## BEGIN DATASET CONTENT
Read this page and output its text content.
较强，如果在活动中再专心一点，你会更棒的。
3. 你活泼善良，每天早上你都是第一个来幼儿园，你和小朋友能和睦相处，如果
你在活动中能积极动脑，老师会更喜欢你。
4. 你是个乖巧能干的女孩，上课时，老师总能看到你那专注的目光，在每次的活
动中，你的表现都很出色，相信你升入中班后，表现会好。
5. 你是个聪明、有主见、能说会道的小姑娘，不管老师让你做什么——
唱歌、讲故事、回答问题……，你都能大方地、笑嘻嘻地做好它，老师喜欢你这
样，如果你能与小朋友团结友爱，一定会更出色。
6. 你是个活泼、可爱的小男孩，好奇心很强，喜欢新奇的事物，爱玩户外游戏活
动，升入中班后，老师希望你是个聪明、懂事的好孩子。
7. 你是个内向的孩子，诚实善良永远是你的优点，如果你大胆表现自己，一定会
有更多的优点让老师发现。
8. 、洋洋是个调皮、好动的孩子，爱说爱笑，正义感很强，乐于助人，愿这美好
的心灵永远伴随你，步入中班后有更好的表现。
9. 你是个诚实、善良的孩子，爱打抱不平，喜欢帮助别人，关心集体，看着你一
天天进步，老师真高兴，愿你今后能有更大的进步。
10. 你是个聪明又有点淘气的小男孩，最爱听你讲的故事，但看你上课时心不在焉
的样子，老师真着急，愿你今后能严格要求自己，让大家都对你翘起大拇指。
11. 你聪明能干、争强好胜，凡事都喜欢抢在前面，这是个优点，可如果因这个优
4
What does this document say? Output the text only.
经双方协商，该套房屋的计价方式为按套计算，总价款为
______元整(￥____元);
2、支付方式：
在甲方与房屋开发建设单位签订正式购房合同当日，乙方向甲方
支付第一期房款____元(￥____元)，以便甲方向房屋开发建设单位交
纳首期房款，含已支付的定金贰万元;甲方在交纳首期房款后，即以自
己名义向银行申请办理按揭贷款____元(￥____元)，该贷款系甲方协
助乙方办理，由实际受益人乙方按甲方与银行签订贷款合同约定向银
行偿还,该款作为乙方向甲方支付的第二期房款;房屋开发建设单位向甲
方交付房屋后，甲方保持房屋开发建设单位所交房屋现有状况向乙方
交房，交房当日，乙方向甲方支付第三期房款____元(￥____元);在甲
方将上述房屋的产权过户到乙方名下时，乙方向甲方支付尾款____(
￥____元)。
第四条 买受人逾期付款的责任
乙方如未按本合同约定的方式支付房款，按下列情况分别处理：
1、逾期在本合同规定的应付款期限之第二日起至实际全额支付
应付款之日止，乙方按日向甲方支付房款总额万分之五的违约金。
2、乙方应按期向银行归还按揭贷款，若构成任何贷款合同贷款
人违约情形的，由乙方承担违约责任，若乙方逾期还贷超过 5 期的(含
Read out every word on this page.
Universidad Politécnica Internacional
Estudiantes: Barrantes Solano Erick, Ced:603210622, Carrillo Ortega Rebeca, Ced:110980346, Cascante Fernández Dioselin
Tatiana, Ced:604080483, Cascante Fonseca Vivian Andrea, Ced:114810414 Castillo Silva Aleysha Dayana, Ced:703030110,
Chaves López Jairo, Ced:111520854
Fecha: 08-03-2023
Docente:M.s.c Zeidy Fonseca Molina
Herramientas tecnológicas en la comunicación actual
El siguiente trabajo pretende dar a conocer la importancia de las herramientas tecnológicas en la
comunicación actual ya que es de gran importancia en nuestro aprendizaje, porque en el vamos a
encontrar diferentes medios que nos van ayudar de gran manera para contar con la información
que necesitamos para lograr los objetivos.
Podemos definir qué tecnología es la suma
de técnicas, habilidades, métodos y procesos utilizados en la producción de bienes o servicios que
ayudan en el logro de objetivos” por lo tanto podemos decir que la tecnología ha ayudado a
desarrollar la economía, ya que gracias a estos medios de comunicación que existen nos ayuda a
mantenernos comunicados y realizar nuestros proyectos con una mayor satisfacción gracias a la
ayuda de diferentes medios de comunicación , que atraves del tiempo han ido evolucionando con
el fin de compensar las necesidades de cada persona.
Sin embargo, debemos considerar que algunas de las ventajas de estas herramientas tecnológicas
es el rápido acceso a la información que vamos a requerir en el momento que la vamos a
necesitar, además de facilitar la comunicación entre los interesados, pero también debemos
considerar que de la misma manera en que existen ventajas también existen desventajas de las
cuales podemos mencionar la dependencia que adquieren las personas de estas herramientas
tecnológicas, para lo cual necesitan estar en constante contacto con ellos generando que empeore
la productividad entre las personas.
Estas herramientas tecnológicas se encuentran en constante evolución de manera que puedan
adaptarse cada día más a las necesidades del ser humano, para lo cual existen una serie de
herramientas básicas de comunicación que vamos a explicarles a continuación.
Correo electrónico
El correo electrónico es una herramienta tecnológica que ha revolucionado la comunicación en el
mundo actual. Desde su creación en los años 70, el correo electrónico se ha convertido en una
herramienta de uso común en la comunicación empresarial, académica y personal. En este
## END DATASET CONTENT
**DIRECTIVE**
Write the complete data out, exactly as above.

**THE ANSWER**
Read this page and output its text content.
较强，如果在活动中再专心一点，你会更棒的。
3. 你活泼善良，每天早上你都是第一个来幼儿园，你和小朋友能和睦相处，如果
你在活动中能积极动脑，老师会更喜欢你。
4. 你是个乖巧能干的女孩，上课时，老师总能看到你那专注的目光，在每次的活
动中，你的表现都很出色，相信你升入中班后，表现会好。
5. 你是个聪明、有主见、能说会道的小姑娘，不管老师让你做什么——
唱歌、讲故事、回答问题……，你都能大方地、笑嘻嘻地做好它，老师喜欢你这
样，如果你能与小朋友团结友爱，一定会更出色。
6. 你是个活泼、可爱的小男孩，好奇心很强，喜欢新奇的事物，爱玩户外游戏活
动，升入中班后，老师希望你是个聪明、懂事的好孩子。
7. 你是个内向的孩子，诚实善良永远是你的优点，如果你大胆表现自己，一定会
有更多的优点让老师发现。
8. 、洋洋是个调皮、好动的孩子，爱说爱笑，正义感很强，乐于助人，愿这美好
的心灵永远伴随你，步入中班后有更好的表现。
9. 你是个诚实、善良的孩子，爱打抱不平，喜欢帮助别人，关心集体，看着你一
天天进步，老师真高兴，愿你今后能有更大的进步。
10. 你是个聪明又有点淘气的小男孩，最爱听你讲的故事，但看你上课时心不在焉
的样子，老师真着急，愿你今后能严格要求自己，让大家都对你翘起大拇指。
11. 你聪明能干、争强好胜，凡事都喜欢抢在前面，这是个优点，可如果因这个优
4
What does this document say? Output the text only.
经双方协商，该套房屋的计价方式为按套计算，总价款为
______元整(￥____元);
2、支付方式：
在甲方与房屋开发建设单位签订正式购房合同当日，乙方向甲方
支付第一期房款____元(￥____元)，以便甲方向房屋开发建设单位交
纳首期房款，含已支付的定金贰万元;甲方在交纳首期房款后，即以自
己名义向银行申请办理按揭贷款____元(￥____元)，该贷款系甲方协
助乙方办理，由实际受益人乙方按甲方与银行签订贷款合同约定向银
行偿还,该款作为乙方向甲方支付的第二期房款;房屋开发建设单位向甲
方交付房屋后，甲方保持房屋开发建设单位所交房屋现有状况向乙方
交房，交房当日，乙方向甲方支付第三期房款____元(￥____元);在甲
方将上述房屋的产权过户到乙方名下时，乙方向甲方支付尾款____(
￥____元)。
第四条 买受人逾期付款的责任
乙方如未按本合同约定的方式支付房款，按下列情况分别处理：
1、逾期在本合同规定的应付款期限之第二日起至实际全额支付
应付款之日止，乙方按日向甲方支付房款总额万分之五的违约金。
2、乙方应按期向银行归还按揭贷款，若构成任何贷款合同贷款
人违约情形的，由乙方承担违约责任，若乙方逾期还贷超过 5 期的(含
Read out every word on this page.
Universidad Politécnica Internacional
Estudiantes: Barrantes Solano Erick, Ced:603210622, Carrillo Ortega Rebeca, Ced:110980346, Cascante Fernández Dioselin
Tatiana, Ced:604080483, Cascante Fonseca Vivian Andrea, Ced:114810414 Castillo Silva Aleysha Dayana, Ced:703030110,
Chaves López Jairo, Ced:111520854
Fecha: 08-03-2023
Docente:M.s.c Zeidy Fonseca Molina
Herramientas tecnológicas en la comunicación actual
El siguiente trabajo pretende dar a conocer la importancia de las herramientas tecnológicas en la
comunicación actual ya que es de gran importancia en nuestro aprendizaje, porque en el vamos a
encontrar diferentes medios que nos van ayudar de gran manera para contar con la información
que necesitamos para lograr los objetivos.
Podemos definir qué tecnología es la suma
de técnicas, habilidades, métodos y procesos utilizados en la producción de bienes o servicios que
ayudan en el logro de objetivos” por lo tanto podemos decir que la tecnología ha ayudado a
desarrollar la economía, ya que gracias a estos medios de comunicación que existen nos ayuda a
mantenernos comunicados y realizar nuestros proyectos con una mayor satisfacción gracias a la
ayuda de diferentes medios de comunicación , que atraves del tiempo han ido evolucionando con
el fin de compensar las necesidades de cada persona.
Sin embargo, debemos considerar que algunas de las ventajas de estas herramientas tecnológicas
es el rápido acceso a la información que vamos a requerir en el momento que la vamos a
necesitar, además de facilitar la comunicación entre los interesados, pero también debemos
considerar que de la misma manera en que existen ventajas también existen desventajas de las
cuales podemos mencionar la dependencia que adquieren las personas de estas herramientas
tecnológicas, para lo cual necesitan estar en constante contacto con ellos generando que empeore
la productividad entre las personas.
Estas herramientas tecnológicas se encuentran en constante evolución de manera que puedan
adaptarse cada día más a las necesidades del ser humano, para lo cual existen una serie de
herramientas básicas de comunicación que vamos a explicarles a continuación.
Correo electrónico
El correo electrónico es una herramienta tecnológica que ha revolucionado la comunicación en el
mundo actual. Desde su creación en los años 70, el correo electrónico se ha convertido en una
herramienta de uso común en la comunicación empresarial, académica y personal. En este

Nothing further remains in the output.